HD 12055

Observation data Epoch J2000 Equinox ICRS
- Constellation: Phoenix
- Right ascension: 01^{h} 57^{m} 10.08491^{s}
- Declination: −47° 23′ 07.0936″
- Apparent magnitude (V): 4.82

Characteristics
- Spectral type: G6III-IIIb
- U−B color index: +0.51
- B−V color index: +0.88

Astrometry
- Radial velocity (R_{v}): +13.36±0.22 km/s
- Proper motion (μ): RA: +102.213 mas/yr Dec.: +16.301 mas/yr
- Parallax (π): 13.1010±0.2295 mas
- Distance: 249 ± 4 ly (76 ± 1 pc)
- Absolute magnitude (M_{V}): 0.42

Details
- Mass: 2.39 M_{☉}
- Radius: 10.40+0.46 −0.70 R_{☉}
- Luminosity: 71.1±1.4 L_{☉}
- Surface gravity (log g): 3.04 cgs
- Temperature: 5,196+185 −112 K
- Metallicity [Fe/H]: –0.02 dex
- Rotational velocity (v sin i): 5.7±1.0 km/s
- Age: 1.08 Gyr
- Other designations: CD−47°597, GC 2369, HD 12055, HIP 9095, HR 574, SAO 215715

Database references
- SIMBAD: data

= HD 12055 =

Candidate binary star system in the constellation Phoenix

HD 12055 is a candidate astrometric binary star system in the southern constellation of Phoenix, near the eastern constellation border with Eridanus. It is yellow in hue and is visible to the naked eye with an apparent visual magnitude of 4.82. The system is located at a distance of approximately 249 light years from the Sun based on parallax, and is drifting further away with a radial velocity of +13 km/s.

The visible component is an aging giant star with a stellar classification of G6III-IIIb. With the supply of hydrogen at its core exhausted, the star has cooled and expanded off the main sequence – at present it has ten times the girth of the Sun. It is around a billion years old with 2.4 times the mass of the Sun and is spinning with a projected rotational velocity of 6 km/s. The star is radiating 71 times the luminosity of the Sun from its photosphere at an effective temperature of 5,196 K.

This system is the most likely source of X-ray emission coming from these coordinates.

------------------------------------------------

▸ **Tasks**:
**A)** In the text on HD 12055, which constellation lies across the border near the star system?
**B)** From the text on HD 12055, return the passage that begins at the words "HD 12055 is" and stops after the words "of +13 km/s.", copied exactly.

------------------------------------------------

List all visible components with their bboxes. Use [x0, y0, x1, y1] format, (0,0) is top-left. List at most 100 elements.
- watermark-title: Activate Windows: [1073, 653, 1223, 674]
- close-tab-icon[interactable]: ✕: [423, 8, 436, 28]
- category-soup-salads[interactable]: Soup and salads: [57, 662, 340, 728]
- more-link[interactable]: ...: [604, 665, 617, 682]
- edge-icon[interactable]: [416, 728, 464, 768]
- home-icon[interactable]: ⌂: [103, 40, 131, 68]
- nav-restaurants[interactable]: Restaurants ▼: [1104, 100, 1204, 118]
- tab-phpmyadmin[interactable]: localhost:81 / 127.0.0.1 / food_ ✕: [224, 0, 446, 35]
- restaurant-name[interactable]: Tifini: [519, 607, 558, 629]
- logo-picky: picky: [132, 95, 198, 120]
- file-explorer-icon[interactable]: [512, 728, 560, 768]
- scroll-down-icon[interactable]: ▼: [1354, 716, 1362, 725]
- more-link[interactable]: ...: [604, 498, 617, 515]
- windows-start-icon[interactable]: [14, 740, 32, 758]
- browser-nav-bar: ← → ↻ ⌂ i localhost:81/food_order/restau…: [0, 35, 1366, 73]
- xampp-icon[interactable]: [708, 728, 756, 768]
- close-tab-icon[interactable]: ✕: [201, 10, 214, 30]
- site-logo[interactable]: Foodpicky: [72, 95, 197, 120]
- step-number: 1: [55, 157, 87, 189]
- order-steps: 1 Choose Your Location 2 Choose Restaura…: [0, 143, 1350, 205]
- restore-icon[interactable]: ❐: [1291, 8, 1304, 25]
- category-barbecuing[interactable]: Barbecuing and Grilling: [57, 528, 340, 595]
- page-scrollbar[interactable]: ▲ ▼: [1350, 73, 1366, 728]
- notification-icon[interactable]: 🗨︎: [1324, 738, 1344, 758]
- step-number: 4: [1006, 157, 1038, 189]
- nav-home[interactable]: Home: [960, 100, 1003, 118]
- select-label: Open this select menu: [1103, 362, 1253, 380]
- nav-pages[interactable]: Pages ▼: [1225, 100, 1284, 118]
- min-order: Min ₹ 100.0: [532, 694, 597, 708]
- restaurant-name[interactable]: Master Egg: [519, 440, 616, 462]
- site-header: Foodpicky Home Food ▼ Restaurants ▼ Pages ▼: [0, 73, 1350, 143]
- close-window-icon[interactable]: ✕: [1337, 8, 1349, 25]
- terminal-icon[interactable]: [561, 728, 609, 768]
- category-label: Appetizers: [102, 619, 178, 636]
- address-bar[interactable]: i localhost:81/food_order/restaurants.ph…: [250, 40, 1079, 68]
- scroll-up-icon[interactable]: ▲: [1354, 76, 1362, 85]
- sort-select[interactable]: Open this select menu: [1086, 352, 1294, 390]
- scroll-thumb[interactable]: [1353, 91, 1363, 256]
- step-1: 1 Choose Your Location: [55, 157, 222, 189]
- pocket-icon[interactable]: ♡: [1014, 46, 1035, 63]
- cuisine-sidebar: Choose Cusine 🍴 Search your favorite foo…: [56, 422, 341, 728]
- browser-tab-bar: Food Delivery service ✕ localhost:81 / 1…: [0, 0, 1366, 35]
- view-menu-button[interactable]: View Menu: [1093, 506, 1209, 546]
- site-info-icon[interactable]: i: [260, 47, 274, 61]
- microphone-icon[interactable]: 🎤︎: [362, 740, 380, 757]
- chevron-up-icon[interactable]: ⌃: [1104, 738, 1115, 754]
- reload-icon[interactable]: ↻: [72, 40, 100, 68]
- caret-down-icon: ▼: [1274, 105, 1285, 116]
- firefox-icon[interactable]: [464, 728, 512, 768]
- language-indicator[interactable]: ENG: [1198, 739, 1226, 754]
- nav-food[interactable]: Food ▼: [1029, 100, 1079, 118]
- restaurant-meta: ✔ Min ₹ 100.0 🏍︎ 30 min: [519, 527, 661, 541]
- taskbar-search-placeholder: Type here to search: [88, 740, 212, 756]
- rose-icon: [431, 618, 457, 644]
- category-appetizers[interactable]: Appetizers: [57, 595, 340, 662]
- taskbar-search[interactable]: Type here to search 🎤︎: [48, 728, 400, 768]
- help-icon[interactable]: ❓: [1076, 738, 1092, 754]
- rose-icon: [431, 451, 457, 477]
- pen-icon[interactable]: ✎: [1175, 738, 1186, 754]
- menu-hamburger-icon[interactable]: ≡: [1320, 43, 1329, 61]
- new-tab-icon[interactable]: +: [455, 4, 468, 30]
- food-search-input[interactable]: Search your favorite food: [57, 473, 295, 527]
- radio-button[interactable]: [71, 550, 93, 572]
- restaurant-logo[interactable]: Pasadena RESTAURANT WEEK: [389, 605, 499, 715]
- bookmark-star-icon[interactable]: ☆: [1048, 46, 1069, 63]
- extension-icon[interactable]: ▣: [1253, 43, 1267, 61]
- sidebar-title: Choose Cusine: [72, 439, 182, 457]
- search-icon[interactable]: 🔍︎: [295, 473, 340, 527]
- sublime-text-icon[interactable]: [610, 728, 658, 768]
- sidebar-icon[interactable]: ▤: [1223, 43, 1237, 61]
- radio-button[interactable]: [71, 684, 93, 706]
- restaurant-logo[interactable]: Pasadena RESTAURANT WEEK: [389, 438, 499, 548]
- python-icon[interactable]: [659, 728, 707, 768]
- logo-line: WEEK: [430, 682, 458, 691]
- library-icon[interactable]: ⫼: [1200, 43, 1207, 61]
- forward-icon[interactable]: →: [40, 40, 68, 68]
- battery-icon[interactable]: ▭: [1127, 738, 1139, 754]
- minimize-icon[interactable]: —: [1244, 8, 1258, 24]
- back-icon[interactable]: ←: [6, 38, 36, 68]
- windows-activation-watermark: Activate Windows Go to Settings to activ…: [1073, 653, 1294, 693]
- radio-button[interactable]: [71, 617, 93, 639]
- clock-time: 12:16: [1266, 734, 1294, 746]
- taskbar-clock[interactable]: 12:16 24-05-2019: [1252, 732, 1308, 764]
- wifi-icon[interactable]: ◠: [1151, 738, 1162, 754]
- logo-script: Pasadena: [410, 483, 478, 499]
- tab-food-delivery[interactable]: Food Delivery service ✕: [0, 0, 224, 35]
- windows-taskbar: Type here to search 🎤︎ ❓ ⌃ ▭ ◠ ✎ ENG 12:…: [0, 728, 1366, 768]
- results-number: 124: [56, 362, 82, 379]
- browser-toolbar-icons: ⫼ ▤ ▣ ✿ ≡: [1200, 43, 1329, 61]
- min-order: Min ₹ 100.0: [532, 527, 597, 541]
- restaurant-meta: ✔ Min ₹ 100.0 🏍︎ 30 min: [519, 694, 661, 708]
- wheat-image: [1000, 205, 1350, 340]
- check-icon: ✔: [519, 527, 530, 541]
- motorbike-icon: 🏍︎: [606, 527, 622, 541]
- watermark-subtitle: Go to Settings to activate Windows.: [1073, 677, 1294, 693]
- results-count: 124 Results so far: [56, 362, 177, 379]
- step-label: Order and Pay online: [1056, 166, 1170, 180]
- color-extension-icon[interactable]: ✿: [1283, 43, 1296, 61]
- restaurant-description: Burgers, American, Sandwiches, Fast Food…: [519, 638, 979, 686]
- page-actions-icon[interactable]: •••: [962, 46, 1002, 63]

------------------------------------------------

▸ **Answers for the tasks**:
**A)** Eridanus

**B)**
HD 12055 is a candidate astrometric binary star system in the southern constellation of Phoenix, near the eastern constellation border with Eridanus. It is yellow in hue and is visible to the naked eye with an apparent visual magnitude of 4.82. The system is located at a distance of approximately 249 light years from the Sun based on parallax, and is drifting further away with a radial velocity of +13 km/s.